**Source material**
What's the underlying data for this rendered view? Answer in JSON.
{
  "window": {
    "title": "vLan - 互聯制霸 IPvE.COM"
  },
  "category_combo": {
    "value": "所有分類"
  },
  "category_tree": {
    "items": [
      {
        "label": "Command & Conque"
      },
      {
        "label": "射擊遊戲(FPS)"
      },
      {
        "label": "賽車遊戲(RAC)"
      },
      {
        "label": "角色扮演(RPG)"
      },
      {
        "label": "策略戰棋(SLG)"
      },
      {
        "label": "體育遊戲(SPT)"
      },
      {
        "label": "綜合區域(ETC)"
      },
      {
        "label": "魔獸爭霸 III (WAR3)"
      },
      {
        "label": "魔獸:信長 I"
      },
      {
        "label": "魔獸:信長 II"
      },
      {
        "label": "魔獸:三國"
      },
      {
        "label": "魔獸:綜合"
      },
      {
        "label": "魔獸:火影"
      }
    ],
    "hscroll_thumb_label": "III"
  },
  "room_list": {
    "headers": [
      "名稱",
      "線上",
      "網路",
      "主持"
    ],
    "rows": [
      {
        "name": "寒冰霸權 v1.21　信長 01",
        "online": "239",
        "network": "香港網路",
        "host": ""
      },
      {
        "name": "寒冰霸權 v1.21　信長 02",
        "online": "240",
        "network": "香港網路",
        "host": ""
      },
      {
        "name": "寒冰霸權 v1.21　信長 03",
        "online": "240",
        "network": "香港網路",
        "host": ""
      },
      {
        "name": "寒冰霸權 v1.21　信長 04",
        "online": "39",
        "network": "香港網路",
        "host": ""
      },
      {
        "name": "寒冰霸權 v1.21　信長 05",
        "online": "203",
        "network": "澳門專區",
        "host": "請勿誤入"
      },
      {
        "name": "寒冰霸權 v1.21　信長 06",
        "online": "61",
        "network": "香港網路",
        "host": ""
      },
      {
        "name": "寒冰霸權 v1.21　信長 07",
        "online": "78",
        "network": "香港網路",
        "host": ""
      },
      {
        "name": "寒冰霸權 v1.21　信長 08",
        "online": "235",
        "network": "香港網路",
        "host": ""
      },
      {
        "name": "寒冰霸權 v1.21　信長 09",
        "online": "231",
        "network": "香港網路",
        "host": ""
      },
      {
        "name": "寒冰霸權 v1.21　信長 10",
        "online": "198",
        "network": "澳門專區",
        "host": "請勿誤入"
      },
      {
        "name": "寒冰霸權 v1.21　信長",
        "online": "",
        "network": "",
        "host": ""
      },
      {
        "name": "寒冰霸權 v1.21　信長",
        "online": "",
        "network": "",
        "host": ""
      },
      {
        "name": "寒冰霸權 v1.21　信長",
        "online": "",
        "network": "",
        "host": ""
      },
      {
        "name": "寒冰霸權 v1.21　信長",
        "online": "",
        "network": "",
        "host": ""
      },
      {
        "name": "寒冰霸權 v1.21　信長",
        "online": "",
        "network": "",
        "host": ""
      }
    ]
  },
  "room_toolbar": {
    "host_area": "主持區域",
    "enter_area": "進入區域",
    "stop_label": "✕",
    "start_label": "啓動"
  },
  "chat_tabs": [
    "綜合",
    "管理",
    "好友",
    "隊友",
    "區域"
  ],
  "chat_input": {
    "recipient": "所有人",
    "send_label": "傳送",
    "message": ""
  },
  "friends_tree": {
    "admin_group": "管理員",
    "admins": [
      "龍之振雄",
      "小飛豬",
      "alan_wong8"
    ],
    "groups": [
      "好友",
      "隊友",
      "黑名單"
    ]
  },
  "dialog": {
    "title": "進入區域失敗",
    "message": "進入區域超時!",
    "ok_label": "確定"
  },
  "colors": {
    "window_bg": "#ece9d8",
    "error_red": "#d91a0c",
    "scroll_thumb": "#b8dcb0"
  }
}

**What needs to be done**
Repeat the material above in full, exactly as it stands.

**Problem solution**
What's the underlying data for this rendered view? Answer in JSON.
{
  "window": {
    "title": "vLan - 互聯制霸 IPvE.COM"
  },
  "category_combo": {
    "value": "所有分類"
  },
  "category_tree": {
    "items": [
      {
        "label": "Command & Conque"
      },
      {
        "label": "射擊遊戲(FPS)"
      },
      {
        "label": "賽車遊戲(RAC)"
      },
      {
        "label": "角色扮演(RPG)"
      },
      {
        "label": "策略戰棋(SLG)"
      },
      {
        "label": "體育遊戲(SPT)"
      },
      {
        "label": "綜合區域(ETC)"
      },
      {
        "label": "魔獸爭霸 III (WAR3)"
      },
      {
        "label": "魔獸:信長 I"
      },
      {
        "label": "魔獸:信長 II"
      },
      {
        "label": "魔獸:三國"
      },
      {
        "label": "魔獸:綜合"
      },
      {
        "label": "魔獸:火影"
      }
    ],
    "hscroll_thumb_label": "III"
  },
  "room_list": {
    "headers": [
      "名稱",
      "線上",
      "網路",
      "主持"
    ],
    "rows": [
      {
        "name": "寒冰霸權 v1.21　信長 01",
        "online": "239",
        "network": "香港網路",
        "host": ""
      },
      {
        "name": "寒冰霸權 v1.21　信長 02",
        "online": "240",
        "network": "香港網路",
        "host": ""
      },
      {
        "name": "寒冰霸權 v1.21　信長 03",
        "online": "240",
        "network": "香港網路",
        "host": ""
      },
      {
        "name": "寒冰霸權 v1.21　信長 04",
        "online": "39",
        "network": "香港網路",
        "host": ""
      },
      {
        "name": "寒冰霸權 v1.21　信長 05",
        "online": "203",
        "network": "澳門專區",
        "host": "請勿誤入"
      },
      {
        "name": "寒冰霸權 v1.21　信長 06",
        "online": "61",
        "network": "香港網路",
        "host": ""
      },
      {
        "name": "寒冰霸權 v1.21　信長 07",
        "online": "78",
        "network": "香港網路",
        "host": ""
      },
      {
        "name": "寒冰霸權 v1.21　信長 08",
        "online": "235",
        "network": "香港網路",
        "host": ""
      },
      {
        "name": "寒冰霸權 v1.21　信長 09",
        "online": "231",
        "network": "香港網路",
        "host": ""
      },
      {
        "name": "寒冰霸權 v1.21　信長 10",
        "online": "198",
        "network": "澳門專區",
        "host": "請勿誤入"
      },
      {
        "name": "寒冰霸權 v1.21　信長",
        "online": "",
        "network": "",
        "host": ""
      },
      {
        "name": "寒冰霸權 v1.21　信長",
        "online": "",
        "network": "",
        "host": ""
      },
      {
        "name": "寒冰霸權 v1.21　信長",
        "online": "",
        "network": "",
        "host": ""
      },
      {
        "name": "寒冰霸權 v1.21　信長",
        "online": "",
        "network": "",
        "host": ""
      },
      {
        "name": "寒冰霸權 v1.21　信長",
        "online": "",
        "network": "",
        "host": ""
      }
    ]
  },
  "room_toolbar": {
    "host_area": "主持區域",
    "enter_area": "進入區域",
    "stop_label": "✕",
    "start_label": "啓動"
  },
  "chat_tabs": [
    "綜合",
    "管理",
    "好友",
    "隊友",
    "區域"
  ],
  "chat_input": {
    "recipient": "所有人",
    "send_label": "傳送",
    "message": ""
  },
  "friends_tree": {
    "admin_group": "管理員",
    "admins": [
      "龍之振雄",
      "小飛豬",
      "alan_wong8"
    ],
    "groups": [
      "好友",
      "隊友",
      "黑名單"
    ]
  },
  "dialog": {
    "title": "進入區域失敗",
    "message": "進入區域超時!",
    "ok_label": "確定"
  },
  "colors": {
    "window_bg": "#ece9d8",
    "error_red": "#d91a0c",
    "scroll_thumb": "#b8dcb0"
  }
}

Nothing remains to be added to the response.